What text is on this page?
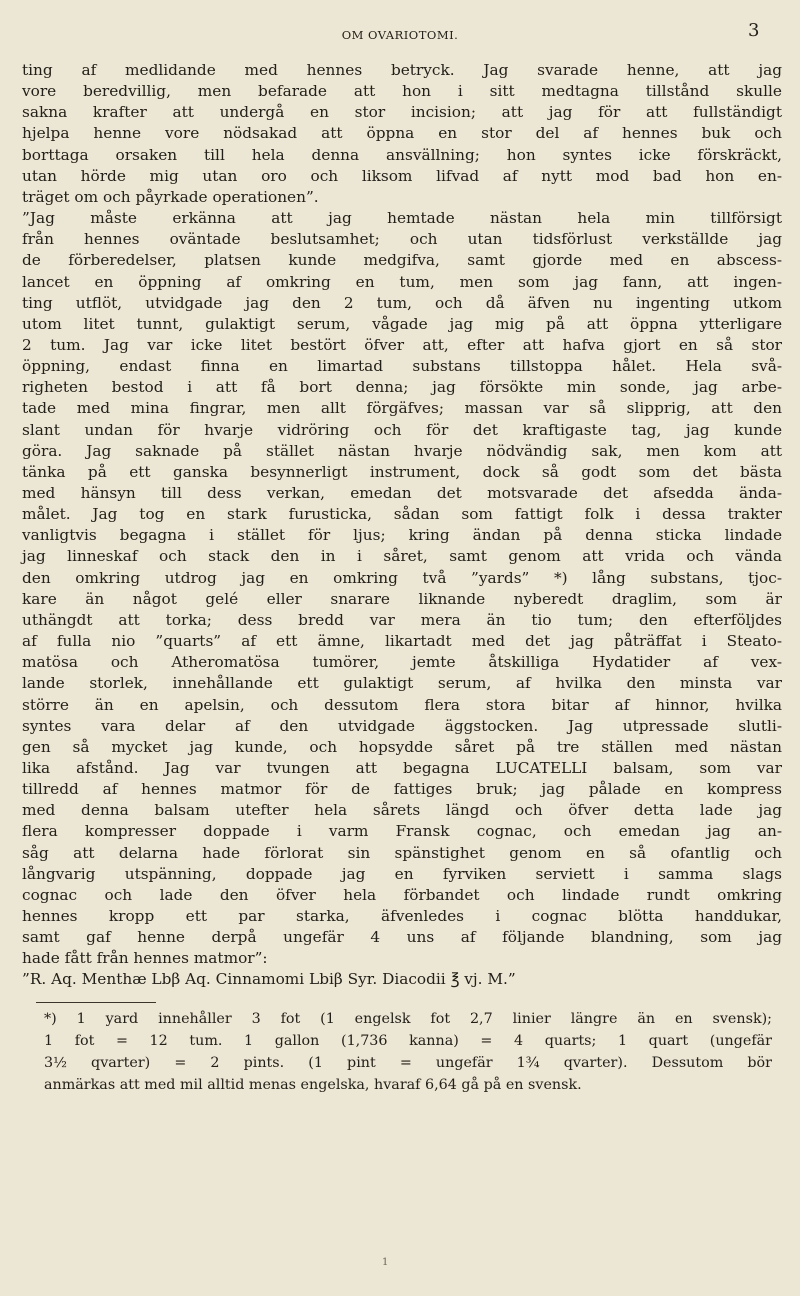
OM OVARIOTOMI.	3
ting af medlidande med hennes betryck. Jag svarade henne, att jag
vore beredvillig, men befarade att hon i sitt medtagna tillstånd skulle
sakna krafter att undergå en stor incision; att jag för att fullständigt
hjelpa henne vore nödsakad att öppna en stor del af hennes buk och
borttaga orsaken till hela denna ansvällning; hon syntes icke förskräckt,
utan hörde mig utan oro och liksom lifvad af nytt mod bad hon en-
träget om och påyrkade operationen”.
”Jag måste erkänna att jag hemtade nästan hela min tillförsigt
från hennes oväntade beslutsamhet; och utan tidsförlust verkställde jag
de förberedelser, platsen kunde medgifva, samt gjorde med en abscess-
lancet en öppning af omkring en tum, men som jag fann, att ingen-
ting utflöt, utvidgade jag den 2 tum, och då äfven nu ingenting utkom
utom litet tunnt, gulaktigt serum, vågade jag mig på att öppna ytterligare
2 tum. Jag var icke litet bestört öfver att, efter att hafva gjort en så stor
öppning, endast finna en limartad substans tillstoppa hålet. Hela svå-
righeten bestod i att få bort denna; jag försökte min sonde, jag arbe-
tade med mina fingrar, men allt förgäfves; massan var så slipprig, att den
slant undan för hvarje vidröring och för det kraftigaste tag, jag kunde
göra. Jag saknade på stället nästan hvarje nödvändig sak, men kom att
tänka på ett ganska besynnerligt instrument, dock så godt som det bästa
med hänsyn till dess verkan, emedan det motsvarade det afsedda ända-
målet. Jag tog en stark furusticka, sådan som fattigt folk i dessa trakter
vanligtvis begagna i stället för ljus; kring ändan på denna sticka lindade
jag linneskaf och stack den in i såret, samt genom att vrida och vända
den omkring utdrog jag en omkring två ”yards” *) lång substans, tjoc-
kare än något gelé eller snarare liknande nyberedt draglim, som är
uthängdt att torka; dess bredd var mera än tio tum; den efterföljdes
af fulla nio ”quarts” af ett ämne, likartadt med det jag påträffat i Steato-
matösa och Atheromatösa tumörer, jemte åtskilliga Hydatider af vex-
lande storlek, innehållande ett gulaktigt serum, af hvilka den minsta var
större än en apelsin, och dessutom flera stora bitar af hinnor, hvilka
syntes vara delar af den utvidgade äggstocken. Jag utpressade slutli-
gen så mycket jag kunde, och hopsydde såret på tre ställen med nästan
lika afstånd. Jag var tvungen att begagna LUCATELLI balsam, som var
tillredd af hennes matmor för de fattiges bruk; jag pålade en kompress
med denna balsam utefter hela sårets längd och öfver detta lade jag
flera kompresser doppade i varm Fransk cognac, och emedan jag an-
såg att delarna hade förlorat sin spänstighet genom en så ofantlig och
långvarig utspänning, doppade jag en fyrviken serviett i samma slags
cognac och lade den öfver hela förbandet och lindade rundt omkring
hennes kropp ett par starka, äfvenledes i cognac blötta handdukar,
samt gaf henne derpå ungefär 4 uns af följande blandning, som jag
hade fått från hennes matmor”:
”R. Aq. Menthæ Lbβ Aq. Cinnamomi Lbiβ Syr. Diacodii ℥ vj. M.”
*) 1 yard innehåller 3 fot (1 engelsk fot 2,7 linier längre än en svensk);
1 fot = 12 tum. 1 gallon (1,736 kanna) = 4 quarts; 1 quart (ungefär
3½ qvarter) = 2 pints. (1 pint = ungefär 1¾ qvarter). Dessutom bör
anmärkas att med mil alltid menas engelska, hvaraf 6,64 gå på en svensk.
1
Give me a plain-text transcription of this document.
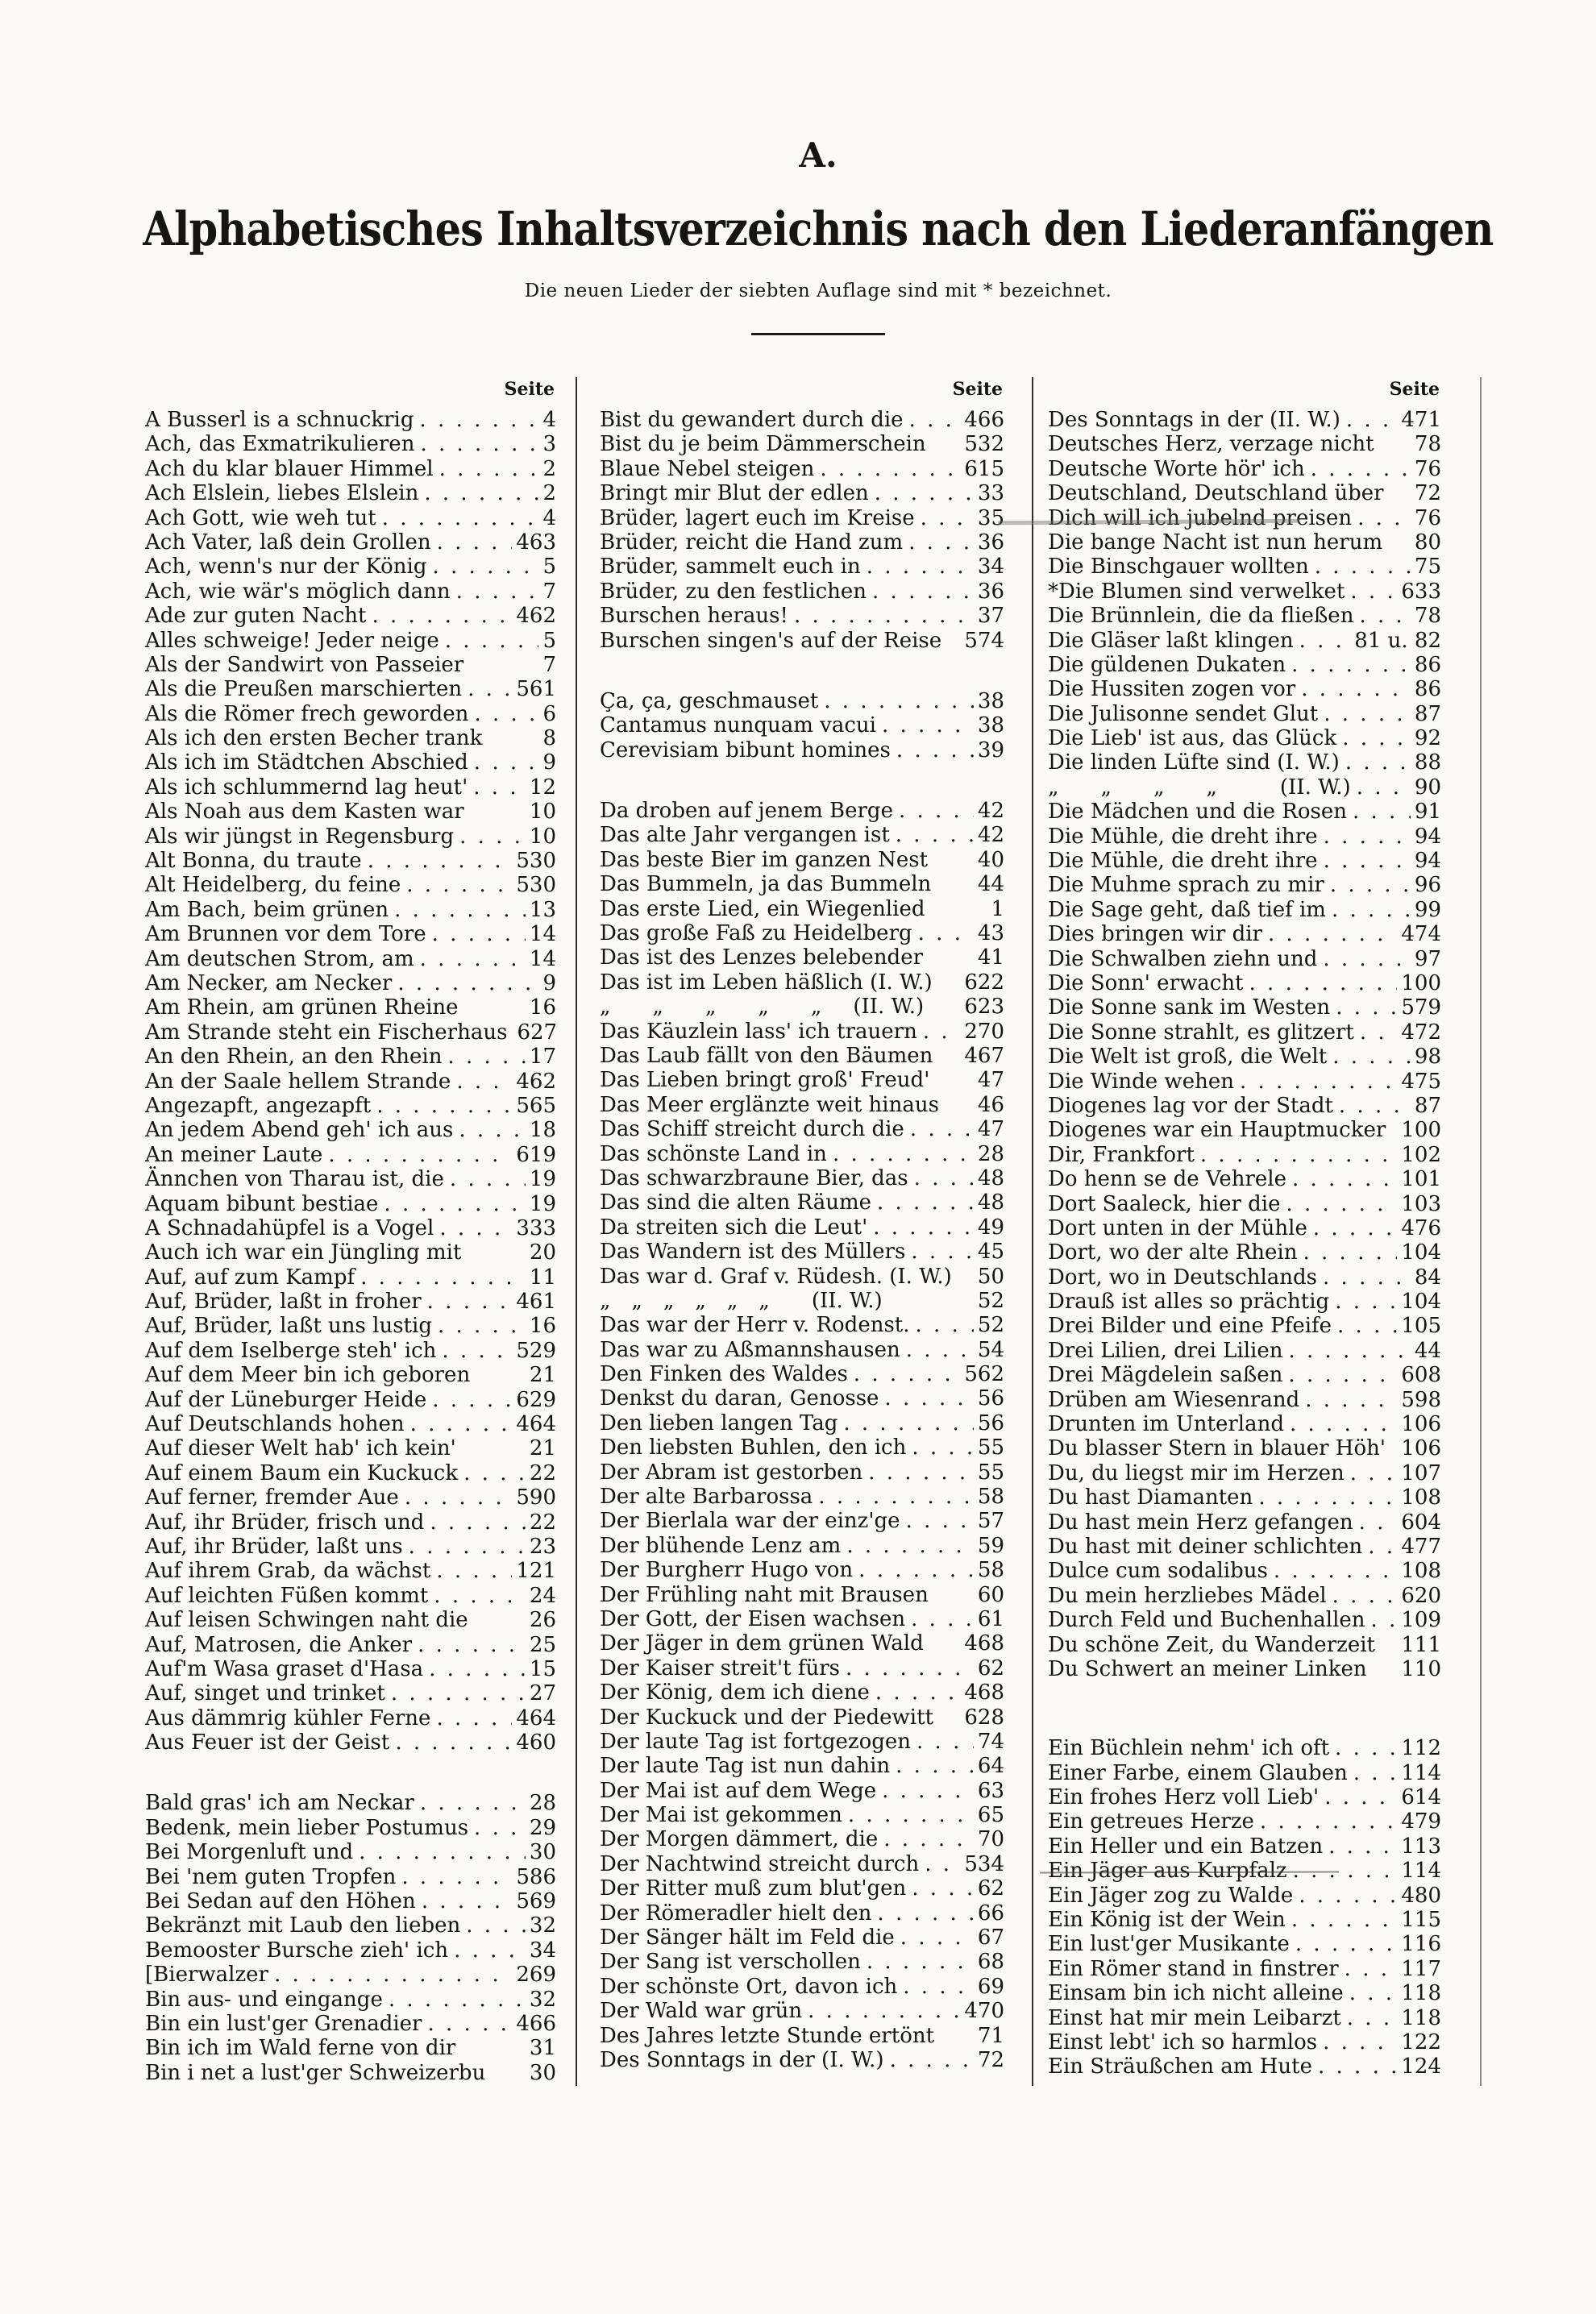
A.
Alphabetisches Inhaltsverzeichnis nach den Liederanfängen
Die neuen Lieder der siebten Auflage sind mit * bezeichnet.
Seite
A Busserl is a schnuckrig . .	4
Ach, das Exmatrikulieren . .	3
Ach du klar blauer Himmel . .	2
Ach Elslein, liebes Elslein . .	2
Ach Gott, wie weh tut . .	4
Ach Vater, laß dein Grollen . .	463
Ach, wenn's nur der König . .	5
Ach, wie wär's möglich dann . .	7
Ade zur guten Nacht . .	462
Alles schweige! Jeder neige . .	5
Als der Sandwirt von Passeier	7
Als die Preußen marschierten . .	561
Als die Römer frech geworden . .	6
Als ich den ersten Becher trank	8
Als ich im Städtchen Abschied . .	9
Als ich schlummernd lag heut' . .	12
Als Noah aus dem Kasten war	10
Als wir jüngst in Regensburg . .	10
Alt Bonna, du traute . .	530
Alt Heidelberg, du feine . .	530
Am Bach, beim grünen . .	13
Am Brunnen vor dem Tore . .	14
Am deutschen Strom, am . .	14
Am Necker, am Necker . .	9
Am Rhein, am grünen Rheine	16
Am Strande steht ein Fischerhaus 627
An den Rhein, an den Rhein . .	17
An der Saale hellem Strande . .	462
Angezapft, angezapft . .	565
An jedem Abend geh' ich aus . .	18
An meiner Laute . .	619
Ännchen von Tharau ist, die . .	19
Aquam bibunt bestiae . .	19
A Schnadahüpfel is a Vogel . .	333
Auch ich war ein Jüngling mit	20
Auf, auf zum Kampf . .	11
Auf, Brüder, laßt in froher . .	461
Auf, Brüder, laßt uns lustig . .	16
Auf dem Iselberge steh' ich . .	529
Auf dem Meer bin ich geboren	21
Auf der Lüneburger Heide . .	629
Auf Deutschlands hohen . .	464
Auf dieser Welt hab' ich kein'	21
Auf einem Baum ein Kuckuck . .	22
Auf ferner, fremder Aue . .	590
Auf, ihr Brüder, frisch und . .	22
Auf, ihr Brüder, laßt uns . .	23
Auf ihrem Grab, da wächst . .	121
Auf leichten Füßen kommt . .	24
Auf leisen Schwingen naht die	26
Auf, Matrosen, die Anker . .	25
Auf'm Wasa graset d'Hasa . .	15
Auf, singet und trinket . .	27
Aus dämmrig kühler Ferne . .	464
Aus Feuer ist der Geist . .	460
Bald gras' ich am Neckar . .	28
Bedenk, mein lieber Postumus . .	29
Bei Morgenluft und . .	30
Bei 'nem guten Tropfen . .	586
Bei Sedan auf den Höhen . .	569
Bekränzt mit Laub den lieben . .	32
Bemooster Bursche zieh' ich . .	34
[Bierwalzer . .	269
Bin aus- und eingange . .	32
Bin ein lust'ger Grenadier . .	466
Bin ich im Wald ferne von dir	31
Bin i net a lust'ger Schweizerbu 30
Seite
Bist du gewandert durch die . .	466
Bist du je beim Dämmerschein 532
Blaue Nebel steigen . .	615
Bringt mir Blut der edlen . .	33
Brüder, lagert euch im Kreise . .	35
Brüder, reicht die Hand zum . .	36
Brüder, sammelt euch in . .	34
Brüder, zu den festlichen . .	36
Burschen heraus! . .	37
Burschen singen's auf der Reise 574
Ça, ça, geschmauset . .	38
Cantamus nunquam vacui . .	38
Cerevisiam bibunt homines . .	39
Da droben auf jenem Berge . .	42
Das alte Jahr vergangen ist . .	42
Das beste Bier im ganzen Nest 40
Das Bummeln, ja das Bummeln 44
Das erste Lied, ein Wiegenlied	1
Das große Faß zu Heidelberg . .	43
Das ist des Lenzes belebender	41
Das ist im Leben häßlich (I. W.) 622
„  „  „  „  „  (II. W.) 623
Das Käuzlein lass' ich trauern . . 270
Das Laub fällt von den Bäumen 467
Das Lieben bringt groß' Freud' 47
Das Meer erglänzte weit hinaus 46
Das Schiff streicht durch die . .	47
Das schönste Land in . .	28
Das schwarzbraune Bier, das . .	48
Das sind die alten Räume . .	48
Da streiten sich die Leut' . .	49
Das Wandern ist des Müllers . .	45
Das war d. Graf v. Rüdesh. (I. W.) 50
„ „ „ „ „ „  (II. W.)	52
Das war der Herr v. Rodenst. . .	52
Das war zu Aßmannshausen . .	54
Den Finken des Waldes . .	562
Denkst du daran, Genosse . .	56
Den lieben langen Tag . .	56
Den liebsten Buhlen, den ich . .	55
Der Abram ist gestorben . .	55
Der alte Barbarossa . .	58
Der Bierlala war der einz'ge . .	57
Der blühende Lenz am . .	59
Der Burgherr Hugo von . .	58
Der Frühling naht mit Brausen 60
Der Gott, der Eisen wachsen . .	61
Der Jäger in dem grünen Wald 468
Der Kaiser streit't fürs . .	62
Der König, dem ich diene . .	468
Der Kuckuck und der Piedewitt 628
Der laute Tag ist fortgezogen . .	74
Der laute Tag ist nun dahin . .	64
Der Mai ist auf dem Wege . .	63
Der Mai ist gekommen . .	65
Der Morgen dämmert, die . .	70
Der Nachtwind streicht durch . . 534
Der Ritter muß zum blut'gen . .	62
Der Römeradler hielt den . .	66
Der Sänger hält im Feld die . .	67
Der Sang ist verschollen . .	68
Der schönste Ort, davon ich . .	69
Der Wald war grün . .	470
Des Jahres letzte Stunde ertönt 71
Des Sonntags in der (I. W.) . .	72
Seite
Des Sonntags in der (II. W.) . .	471
Deutsches Herz, verzage nicht 78
Deutsche Worte hör' ich . .	76
Deutschland, Deutschland über 72
Dich will ich jubelnd preisen . .	76
Die bange Nacht ist nun herum 80
Die Binschgauer wollten . .	75
*Die Blumen sind verwelket . .	633
Die Brünnlein, die da fließen . .	78
Die Gläser laßt klingen . .	81 u. 82
Die güldenen Dukaten . .	86
Die Hussiten zogen vor . .	86
Die Julisonne sendet Glut . .	87
Die Lieb' ist aus, das Glück . .	92
Die linden Lüfte sind (I. W.) . .	88
„  „  „  „   (II. W.) . .	90
Die Mädchen und die Rosen . .	91
Die Mühle, die dreht ihre . .	94
Die Mühle, die dreht ihre . .	94
Die Muhme sprach zu mir . .	96
Die Sage geht, daß tief im . .	99
Dies bringen wir dir . .	474
Die Schwalben ziehn und . .	97
Die Sonn' erwacht . .	100
Die Sonne sank im Westen . .	579
Die Sonne strahlt, es glitzert . . 472
Die Welt ist groß, die Welt . .	98
Die Winde wehen . .	475
Diogenes lag vor der Stadt . .	87
Diogenes war ein Hauptmucker 100
Dir, Frankfort . .	102
Do henn se de Vehrele . .	101
Dort Saaleck, hier die . .	103
Dort unten in der Mühle . .	476
Dort, wo der alte Rhein . .	104
Dort, wo in Deutschlands . .	84
Drauß ist alles so prächtig . .	104
Drei Bilder und eine Pfeife . .	105
Drei Lilien, drei Lilien . .	44
Drei Mägdelein saßen . .	608
Drüben am Wiesenrand . .	598
Drunten im Unterland . .	106
Du blasser Stern in blauer Höh' 106
Du, du liegst mir im Herzen . .	107
Du hast Diamanten . .	108
Du hast mein Herz gefangen . . 604
Du hast mit deiner schlichten . . 477
Dulce cum sodalibus . .	108
Du mein herzliebes Mädel . .	620
Durch Feld und Buchenhallen . . 109
Du schöne Zeit, du Wanderzeit 111
Du Schwert an meiner Linken 110
Ein Büchlein nehm' ich oft . .	112
Einer Farbe, einem Glauben . .	114
Ein frohes Herz voll Lieb' . .	614
Ein getreues Herze . .	479
Ein Heller und ein Batzen . .	113
Ein Jäger aus Kurpfalz . .	114
Ein Jäger zog zu Walde . .	480
Ein König ist der Wein . .	115
Ein lust'ger Musikante . .	116
Ein Römer stand in finstrer . .	117
Einsam bin ich nicht alleine . .	118
Einst hat mir mein Leibarzt . .	118
Einst lebt' ich so harmlos . .	122
Ein Sträußchen am Hute . .	124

···

• **TASK DESCRIPTION**
Each line of the data that has the string "serum" should be returned.

• **SOLUTION TO THE PROBLEM**
utom litet tunnt, gulaktigt serum, vågade jag mig på att öppna ytterligare
lande storlek, innehållande ett gulaktigt serum, af hvilka den minsta var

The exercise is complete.